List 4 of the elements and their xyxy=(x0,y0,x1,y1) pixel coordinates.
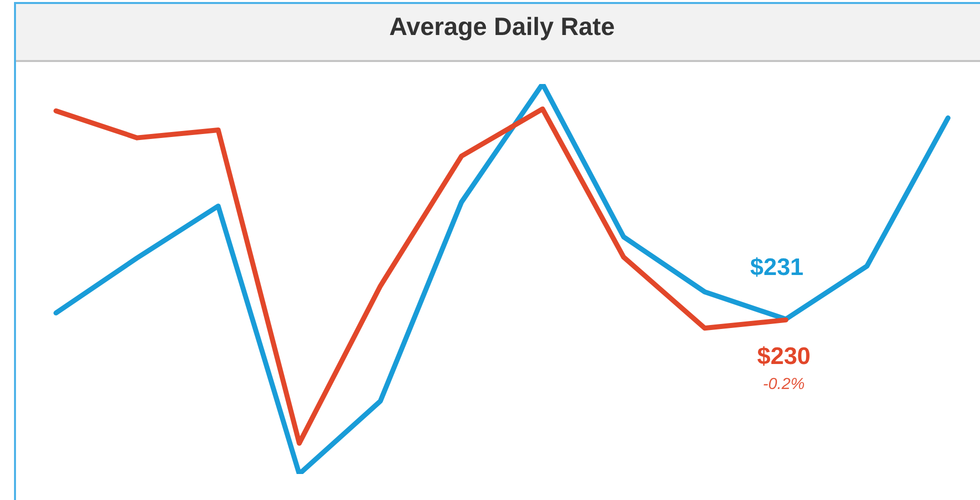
annotation: -0.2% xyxy=(762,376,805,393)
chart-title: Average Daily Rate xyxy=(16,4,980,62)
annotation: $230 xyxy=(757,342,811,370)
annotation: $231 xyxy=(750,254,804,282)
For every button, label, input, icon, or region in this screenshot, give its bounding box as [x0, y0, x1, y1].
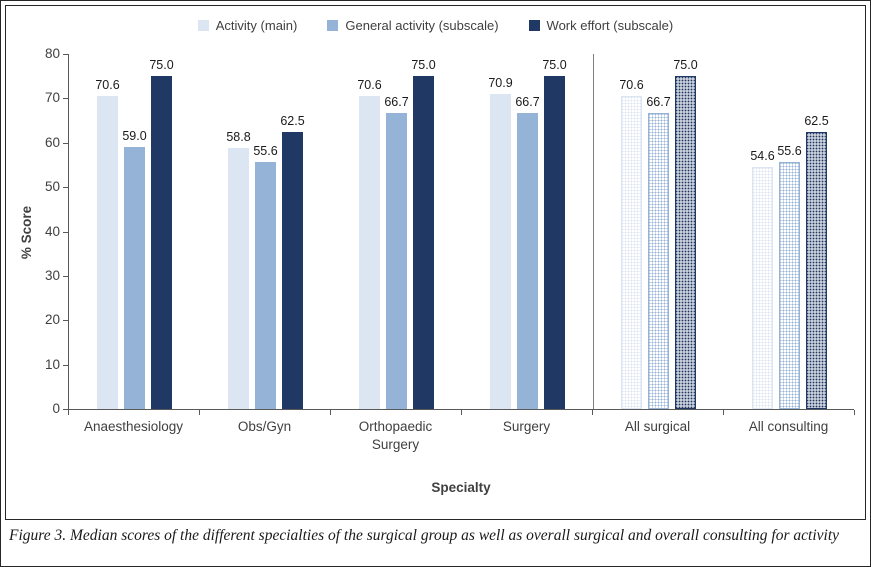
y-tick-mark: [63, 320, 68, 322]
bar-value-label: 70.6: [95, 78, 120, 92]
bar-value-label: 75.0: [149, 58, 174, 72]
legend-item: Work effort (subscale): [528, 18, 674, 33]
y-tick-label: 0: [52, 401, 60, 416]
bar-value-label: 66.7: [515, 95, 540, 109]
bar: [806, 132, 827, 409]
bar-value-label: 70.6: [357, 78, 382, 92]
x-tick-mark: [854, 410, 855, 415]
legend-swatch: [197, 20, 209, 31]
bar-value-label: 58.8: [226, 130, 251, 144]
legend-label: Activity (main): [215, 18, 298, 33]
legend-swatch: [327, 20, 339, 31]
category-label: Surgery: [502, 419, 551, 434]
bar: [124, 147, 145, 409]
x-tick-mark: [330, 410, 331, 415]
figure-caption: Figure 3. Median scores of the different…: [9, 527, 839, 544]
y-tick-label: 20: [44, 312, 60, 328]
y-tick-mark: [63, 187, 68, 189]
y-tick-mark: [63, 98, 68, 100]
y-tick-label: 30: [44, 267, 60, 283]
y-tick-label: 10: [44, 356, 60, 372]
legend-swatch: [528, 20, 540, 31]
bar: [97, 96, 118, 409]
bar: [386, 113, 407, 409]
group-separator: [593, 54, 594, 409]
x-tick-mark: [68, 410, 69, 415]
legend-item: Activity (main): [197, 18, 298, 33]
bar: [675, 76, 696, 409]
chart-legend: Activity (main) General activity (subscal…: [6, 18, 865, 33]
y-tick-mark: [63, 409, 68, 410]
category-label: All consulting: [748, 419, 829, 434]
bar: [752, 167, 773, 409]
bar-value-label: 55.6: [777, 144, 802, 158]
y-tick-label: 60: [44, 134, 60, 150]
plot-area: 70.6 59.0 75.0 58.8 55.6 62.5 70.6 66.7 75.0 70.9…: [68, 54, 854, 410]
bar: [151, 76, 172, 409]
bar: [621, 96, 642, 409]
bar: [648, 113, 669, 409]
bar: [779, 162, 800, 409]
x-tick-mark: [592, 410, 593, 415]
bar-value-label: 62.5: [804, 114, 829, 128]
y-tick-mark: [63, 142, 68, 144]
bar-value-label: 75.0: [542, 58, 567, 72]
bar: [359, 96, 380, 409]
y-tick-label: 80: [44, 46, 60, 61]
y-tick-label: 50: [44, 179, 60, 195]
bar-value-label: 55.6: [253, 144, 278, 158]
category-label: Obs/Gyn: [237, 419, 292, 434]
bar: [413, 76, 434, 409]
category-label: Anaesthesiology: [83, 419, 184, 434]
bar-value-label: 66.7: [384, 95, 409, 109]
category-label: All surgical: [624, 419, 691, 434]
y-tick-label: 40: [44, 223, 60, 239]
bar-value-label: 54.6: [750, 149, 775, 163]
bar-value-label: 66.7: [646, 95, 671, 109]
bar-value-label: 70.6: [619, 78, 644, 92]
x-tick-mark: [199, 410, 200, 415]
bar: [490, 94, 511, 409]
x-axis-title: Specialty: [431, 480, 491, 495]
x-tick-mark: [461, 410, 462, 415]
bar-value-label: 75.0: [411, 58, 436, 72]
bar-value-label: 75.0: [673, 58, 698, 72]
category-label: Orthopaedic Surgery: [358, 419, 433, 452]
y-tick-mark: [63, 364, 68, 366]
chart-area: Activity (main) General activity (subscal…: [5, 5, 866, 520]
bar: [517, 113, 538, 409]
y-tick-mark: [63, 275, 68, 277]
bar: [228, 148, 249, 409]
legend-label: General activity (subscale): [345, 18, 499, 33]
legend-item: General activity (subscale): [327, 18, 499, 33]
bar: [255, 162, 276, 409]
bar-value-label: 70.9: [488, 76, 513, 90]
y-tick-label: 70: [44, 90, 60, 106]
x-tick-mark: [723, 410, 724, 415]
y-tick-mark: [63, 54, 68, 55]
y-tick-mark: [63, 231, 68, 233]
bar: [544, 76, 565, 409]
bar: [282, 132, 303, 409]
bar-value-label: 62.5: [280, 114, 305, 128]
bar-value-label: 59.0: [122, 129, 147, 143]
legend-label: Work effort (subscale): [546, 18, 674, 33]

---

**AUFGABENSTELLUNG:** Stelle bitte sämtliche Einträge oben als JSON-Liste von Zeichenketten dar, eine pro Zeile und ohne Leerzeilen. Lass die Bilder dabei weg.

**LÖSUNG:**
[
  "List 4 of the elements and their xyxy=(x0,y0,x1,y1) pixel coordinates.",
  "annotation: -0.2% xyxy=(762,376,805,393)",
  "chart-title: Average Daily Rate xyxy=(16,4,980,62)",
  "annotation: $230 xyxy=(757,342,811,370)",
  "annotation: $231 xyxy=(750,254,804,282)",
  "For every button, label, input, icon, or region in this screenshot, give its bounding box as [x0, y0, x1, y1].",
  "y-tick-mark: [63, 320, 68, 322]",
  "bar-value-label: 70.6: [95, 78, 120, 92]",
  "bar-value-label: 75.0: [149, 58, 174, 72]",
  "legend-item: Work effort (subscale): [528, 18, 674, 33]",
  "y-tick-label: 0: [52, 401, 60, 416]",
  "bar-value-label: 66.7: [515, 95, 540, 109]",
  "bar: [806, 132, 827, 409]",
  "bar-value-label: 70.6: [357, 78, 382, 92]",
  "x-tick-mark: [854, 410, 855, 415]",
  "legend-swatch: [197, 20, 209, 31]",
  "bar-value-label: 58.8: [226, 130, 251, 144]",
  "legend-label: Activity (main): [215, 18, 298, 33]",
  "legend-swatch: [327, 20, 339, 31]",
  "category-label: Surgery: [502, 419, 551, 434]",
  "bar: [124, 147, 145, 409]",
  "x-tick-mark: [330, 410, 331, 415]",
  "figure-caption: Figure 3. Median scores of the different…: [9, 527, 839, 544]",
  "y-tick-label: 20: [44, 312, 60, 328]",
  "y-tick-mark: [63, 187, 68, 189]",
  "y-tick-mark: [63, 98, 68, 100]",
  "y-tick-label: 30: [44, 267, 60, 283]",
  "y-tick-label: 10: [44, 356, 60, 372]",
  "legend-swatch: [528, 20, 540, 31]",
  "bar: [97, 96, 118, 409]",
  "bar: [386, 113, 407, 409]",
  "group-separator: [593, 54, 594, 409]",
  "x-tick-mark: [68, 410, 69, 415]",
  "legend-item: Activity (main): [197, 18, 298, 33]",
  "bar: [675, 76, 696, 409]",
  "chart-legend: Activity (main) General activity (subscal…: [6, 18, 865, 33]",
  "y-tick-mark: [63, 409, 68, 410]",
  "category-label: All consulting: [748, 419, 829, 434]",
  "bar: [752, 167, 773, 409]",
  "bar-value-label: 55.6: [777, 144, 802, 158]",
  "y-tick-label: 60: [44, 134, 60, 150]",
  "plot-area: 70.6 59.0 75.0 58.8 55.6 62.5 70.6 66.7 75.0 70.9…: [68, 54, 854, 410]",
  "bar: [151, 76, 172, 409]",
  "bar: [621, 96, 642, 409]",
  "bar: [648, 113, 669, 409]",
  "bar: [779, 162, 800, 409]",
  "x-tick-mark: [592, 410, 593, 415]",
  "bar-value-label: 62.5: [804, 114, 829, 128]",
  "y-tick-mark: [63, 142, 68, 144]",
  "bar-value-label: 75.0: [542, 58, 567, 72]",
  "bar: [359, 96, 380, 409]",
  "y-tick-label: 80: [44, 46, 60, 61]",
  "y-tick-label: 50: [44, 179, 60, 195]",
  "bar-value-label: 55.6: [253, 144, 278, 158]",
  "category-label: Obs/Gyn: [237, 419, 292, 434]",
  "bar: [413, 76, 434, 409]",
  "category-label: Anaesthesiology: [83, 419, 184, 434]",
  "bar-value-label: 66.7: [384, 95, 409, 109]",
  "category-label: All surgical: [624, 419, 691, 434]",
  "y-tick-label: 40: [44, 223, 60, 239]",
  "bar-value-label: 54.6: [750, 149, 775, 163]",
  "bar-value-label: 66.7: [646, 95, 671, 109]",
  "bar-value-label: 70.6: [619, 78, 644, 92]",
  "x-tick-mark: [199, 410, 200, 415]",
  "bar: [490, 94, 511, 409]",
  "x-axis-title: Specialty: [431, 480, 491, 495]",
  "x-tick-mark: [461, 410, 462, 415]",
  "bar-value-label: 75.0: [411, 58, 436, 72]",
  "bar-value-label: 75.0: [673, 58, 698, 72]",
  "category-label: Orthopaedic Surgery: [358, 419, 433, 452]",
  "y-tick-mark: [63, 364, 68, 366]",
  "chart-area: Activity (main) General activity (subscal…: [5, 5, 866, 520]",
  "bar: [517, 113, 538, 409]",
  "y-tick-mark: [63, 275, 68, 277]",
  "bar: [228, 148, 249, 409]",
  "legend-label: General activity (subscale): [345, 18, 499, 33]",
  "legend-item: General activity (subscale): [327, 18, 499, 33]",
  "bar: [255, 162, 276, 409]",
  "bar-value-label: 70.9: [488, 76, 513, 90]",
  "y-tick-label: 70: [44, 90, 60, 106]",
  "x-tick-mark: [723, 410, 724, 415]",
  "y-tick-mark: [63, 54, 68, 55]",
  "y-tick-mark: [63, 231, 68, 233]",
  "bar: [544, 76, 565, 409]",
  "bar: [282, 132, 303, 409]",
  "bar-value-label: 62.5: [280, 114, 305, 128]",
  "bar-value-label: 59.0: [122, 129, 147, 143]",
  "legend-label: Work effort (subscale): [546, 18, 674, 33]"
]